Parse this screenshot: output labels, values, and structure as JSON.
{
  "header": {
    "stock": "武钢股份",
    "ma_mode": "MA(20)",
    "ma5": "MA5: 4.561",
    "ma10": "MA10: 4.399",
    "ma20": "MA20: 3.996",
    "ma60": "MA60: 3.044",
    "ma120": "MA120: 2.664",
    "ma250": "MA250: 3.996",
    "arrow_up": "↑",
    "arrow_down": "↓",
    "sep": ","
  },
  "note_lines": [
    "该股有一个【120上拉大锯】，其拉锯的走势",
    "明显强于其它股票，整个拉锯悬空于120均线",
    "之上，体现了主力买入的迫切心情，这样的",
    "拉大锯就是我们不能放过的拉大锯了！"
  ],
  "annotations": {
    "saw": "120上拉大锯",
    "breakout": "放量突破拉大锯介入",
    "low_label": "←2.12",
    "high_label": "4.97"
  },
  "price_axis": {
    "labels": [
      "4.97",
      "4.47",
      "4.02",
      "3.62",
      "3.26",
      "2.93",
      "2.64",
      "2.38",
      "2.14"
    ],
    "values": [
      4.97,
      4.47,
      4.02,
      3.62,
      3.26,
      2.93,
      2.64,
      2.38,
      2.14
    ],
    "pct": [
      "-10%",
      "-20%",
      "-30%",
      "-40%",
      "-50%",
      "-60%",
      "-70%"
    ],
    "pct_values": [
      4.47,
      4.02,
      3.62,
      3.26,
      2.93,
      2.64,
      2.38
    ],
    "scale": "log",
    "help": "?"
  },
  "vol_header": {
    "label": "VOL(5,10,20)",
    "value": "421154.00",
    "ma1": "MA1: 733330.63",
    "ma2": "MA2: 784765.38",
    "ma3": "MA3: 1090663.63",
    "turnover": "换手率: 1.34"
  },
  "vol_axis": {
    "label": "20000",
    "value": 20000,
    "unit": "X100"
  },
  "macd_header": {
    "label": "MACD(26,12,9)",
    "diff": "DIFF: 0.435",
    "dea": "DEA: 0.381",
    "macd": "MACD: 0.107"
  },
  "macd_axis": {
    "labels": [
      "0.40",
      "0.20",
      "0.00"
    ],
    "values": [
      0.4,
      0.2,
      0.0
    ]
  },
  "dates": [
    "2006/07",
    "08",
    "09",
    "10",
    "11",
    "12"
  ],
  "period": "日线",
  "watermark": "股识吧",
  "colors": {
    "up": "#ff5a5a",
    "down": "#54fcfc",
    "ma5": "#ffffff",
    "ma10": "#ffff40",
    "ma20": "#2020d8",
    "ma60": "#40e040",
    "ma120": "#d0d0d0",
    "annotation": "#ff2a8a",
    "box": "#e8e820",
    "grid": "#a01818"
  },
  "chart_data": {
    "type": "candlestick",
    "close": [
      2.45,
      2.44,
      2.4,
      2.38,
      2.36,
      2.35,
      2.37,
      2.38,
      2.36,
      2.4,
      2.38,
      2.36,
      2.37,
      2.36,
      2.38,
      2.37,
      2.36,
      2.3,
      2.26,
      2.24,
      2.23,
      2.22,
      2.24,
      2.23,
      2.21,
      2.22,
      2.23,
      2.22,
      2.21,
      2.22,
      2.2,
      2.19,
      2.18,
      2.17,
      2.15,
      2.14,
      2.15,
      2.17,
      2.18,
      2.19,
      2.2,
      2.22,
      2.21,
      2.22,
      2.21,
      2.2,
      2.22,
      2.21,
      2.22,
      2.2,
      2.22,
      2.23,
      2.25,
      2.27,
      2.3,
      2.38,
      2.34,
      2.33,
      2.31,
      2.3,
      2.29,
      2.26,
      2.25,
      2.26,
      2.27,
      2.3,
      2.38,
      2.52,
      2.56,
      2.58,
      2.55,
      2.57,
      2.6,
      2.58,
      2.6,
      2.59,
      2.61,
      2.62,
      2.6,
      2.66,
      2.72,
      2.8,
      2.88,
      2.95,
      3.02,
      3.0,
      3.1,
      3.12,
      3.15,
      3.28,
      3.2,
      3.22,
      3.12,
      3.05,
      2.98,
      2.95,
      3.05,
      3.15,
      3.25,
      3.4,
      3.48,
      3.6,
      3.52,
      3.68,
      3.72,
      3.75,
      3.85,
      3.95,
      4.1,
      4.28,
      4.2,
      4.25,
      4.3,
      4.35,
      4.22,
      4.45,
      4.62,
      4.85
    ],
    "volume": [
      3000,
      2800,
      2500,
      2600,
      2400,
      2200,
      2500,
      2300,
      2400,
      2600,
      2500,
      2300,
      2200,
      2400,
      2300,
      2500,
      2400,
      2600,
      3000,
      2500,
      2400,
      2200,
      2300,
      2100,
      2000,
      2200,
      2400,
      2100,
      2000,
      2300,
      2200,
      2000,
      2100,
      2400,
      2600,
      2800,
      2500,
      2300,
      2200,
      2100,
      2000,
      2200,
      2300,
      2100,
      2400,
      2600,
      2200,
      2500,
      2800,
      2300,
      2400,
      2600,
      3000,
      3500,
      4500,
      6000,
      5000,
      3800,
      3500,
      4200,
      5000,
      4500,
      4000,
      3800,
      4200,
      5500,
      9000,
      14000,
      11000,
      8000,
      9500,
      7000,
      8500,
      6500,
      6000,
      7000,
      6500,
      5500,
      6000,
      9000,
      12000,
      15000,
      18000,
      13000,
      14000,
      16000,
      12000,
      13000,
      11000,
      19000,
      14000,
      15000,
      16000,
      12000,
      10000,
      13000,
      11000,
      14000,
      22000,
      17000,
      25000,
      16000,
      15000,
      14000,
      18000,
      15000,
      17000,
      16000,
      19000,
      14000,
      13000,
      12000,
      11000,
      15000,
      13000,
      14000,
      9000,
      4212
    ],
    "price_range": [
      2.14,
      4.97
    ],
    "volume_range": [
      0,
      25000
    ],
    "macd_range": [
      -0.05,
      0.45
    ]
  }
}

+ + + +

What the exercise asks:
Without leaving anything out, give the entries again exactly.

Response:
Parse this screenshot: output labels, values, and structure as JSON.
{
  "header": {
    "stock": "武钢股份",
    "ma_mode": "MA(20)",
    "ma5": "MA5: 4.561",
    "ma10": "MA10: 4.399",
    "ma20": "MA20: 3.996",
    "ma60": "MA60: 3.044",
    "ma120": "MA120: 2.664",
    "ma250": "MA250: 3.996",
    "arrow_up": "↑",
    "arrow_down": "↓",
    "sep": ","
  },
  "note_lines": [
    "该股有一个【120上拉大锯】，其拉锯的走势",
    "明显强于其它股票，整个拉锯悬空于120均线",
    "之上，体现了主力买入的迫切心情，这样的",
    "拉大锯就是我们不能放过的拉大锯了！"
  ],
  "annotations": {
    "saw": "120上拉大锯",
    "breakout": "放量突破拉大锯介入",
    "low_label": "←2.12",
    "high_label": "4.97"
  },
  "price_axis": {
    "labels": [
      "4.97",
      "4.47",
      "4.02",
      "3.62",
      "3.26",
      "2.93",
      "2.64",
      "2.38",
      "2.14"
    ],
    "values": [
      4.97,
      4.47,
      4.02,
      3.62,
      3.26,
      2.93,
      2.64,
      2.38,
      2.14
    ],
    "pct": [
      "-10%",
      "-20%",
      "-30%",
      "-40%",
      "-50%",
      "-60%",
      "-70%"
    ],
    "pct_values": [
      4.47,
      4.02,
      3.62,
      3.26,
      2.93,
      2.64,
      2.38
    ],
    "scale": "log",
    "help": "?"
  },
  "vol_header": {
    "label": "VOL(5,10,20)",
    "value": "421154.00",
    "ma1": "MA1: 733330.63",
    "ma2": "MA2: 784765.38",
    "ma3": "MA3: 1090663.63",
    "turnover": "换手率: 1.34"
  },
  "vol_axis": {
    "label": "20000",
    "value": 20000,
    "unit": "X100"
  },
  "macd_header": {
    "label": "MACD(26,12,9)",
    "diff": "DIFF: 0.435",
    "dea": "DEA: 0.381",
    "macd": "MACD: 0.107"
  },
  "macd_axis": {
    "labels": [
      "0.40",
      "0.20",
      "0.00"
    ],
    "values": [
      0.4,
      0.2,
      0.0
    ]
  },
  "dates": [
    "2006/07",
    "08",
    "09",
    "10",
    "11",
    "12"
  ],
  "period": "日线",
  "watermark": "股识吧",
  "colors": {
    "up": "#ff5a5a",
    "down": "#54fcfc",
    "ma5": "#ffffff",
    "ma10": "#ffff40",
    "ma20": "#2020d8",
    "ma60": "#40e040",
    "ma120": "#d0d0d0",
    "annotation": "#ff2a8a",
    "box": "#e8e820",
    "grid": "#a01818"
  },
  "chart_data": {
    "type": "candlestick",
    "close": [
      2.45,
      2.44,
      2.4,
      2.38,
      2.36,
      2.35,
      2.37,
      2.38,
      2.36,
      2.4,
      2.38,
      2.36,
      2.37,
      2.36,
      2.38,
      2.37,
      2.36,
      2.3,
      2.26,
      2.24,
      2.23,
      2.22,
      2.24,
      2.23,
      2.21,
      2.22,
      2.23,
      2.22,
      2.21,
      2.22,
      2.2,
      2.19,
      2.18,
      2.17,
      2.15,
      2.14,
      2.15,
      2.17,
      2.18,
      2.19,
      2.2,
      2.22,
      2.21,
      2.22,
      2.21,
      2.2,
      2.22,
      2.21,
      2.22,
      2.2,
      2.22,
      2.23,
      2.25,
      2.27,
      2.3,
      2.38,
      2.34,
      2.33,
      2.31,
      2.3,
      2.29,
      2.26,
      2.25,
      2.26,
      2.27,
      2.3,
      2.38,
      2.52,
      2.56,
      2.58,
      2.55,
      2.57,
      2.6,
      2.58,
      2.6,
      2.59,
      2.61,
      2.62,
      2.6,
      2.66,
      2.72,
      2.8,
      2.88,
      2.95,
      3.02,
      3.0,
      3.1,
      3.12,
      3.15,
      3.28,
      3.2,
      3.22,
      3.12,
      3.05,
      2.98,
      2.95,
      3.05,
      3.15,
      3.25,
      3.4,
      3.48,
      3.6,
      3.52,
      3.68,
      3.72,
      3.75,
      3.85,
      3.95,
      4.1,
      4.28,
      4.2,
      4.25,
      4.3,
      4.35,
      4.22,
      4.45,
      4.62,
      4.85
    ],
    "volume": [
      3000,
      2800,
      2500,
      2600,
      2400,
      2200,
      2500,
      2300,
      2400,
      2600,
      2500,
      2300,
      2200,
      2400,
      2300,
      2500,
      2400,
      2600,
      3000,
      2500,
      2400,
      2200,
      2300,
      2100,
      2000,
      2200,
      2400,
      2100,
      2000,
      2300,
      2200,
      2000,
      2100,
      2400,
      2600,
      2800,
      2500,
      2300,
      2200,
      2100,
      2000,
      2200,
      2300,
      2100,
      2400,
      2600,
      2200,
      2500,
      2800,
      2300,
      2400,
      2600,
      3000,
      3500,
      4500,
      6000,
      5000,
      3800,
      3500,
      4200,
      5000,
      4500,
      4000,
      3800,
      4200,
      5500,
      9000,
      14000,
      11000,
      8000,
      9500,
      7000,
      8500,
      6500,
      6000,
      7000,
      6500,
      5500,
      6000,
      9000,
      12000,
      15000,
      18000,
      13000,
      14000,
      16000,
      12000,
      13000,
      11000,
      19000,
      14000,
      15000,
      16000,
      12000,
      10000,
      13000,
      11000,
      14000,
      22000,
      17000,
      25000,
      16000,
      15000,
      14000,
      18000,
      15000,
      17000,
      16000,
      19000,
      14000,
      13000,
      12000,
      11000,
      15000,
      13000,
      14000,
      9000,
      4212
    ],
    "price_range": [
      2.14,
      4.97
    ],
    "volume_range": [
      0,
      25000
    ],
    "macd_range": [
      -0.05,
      0.45
    ]
  }
}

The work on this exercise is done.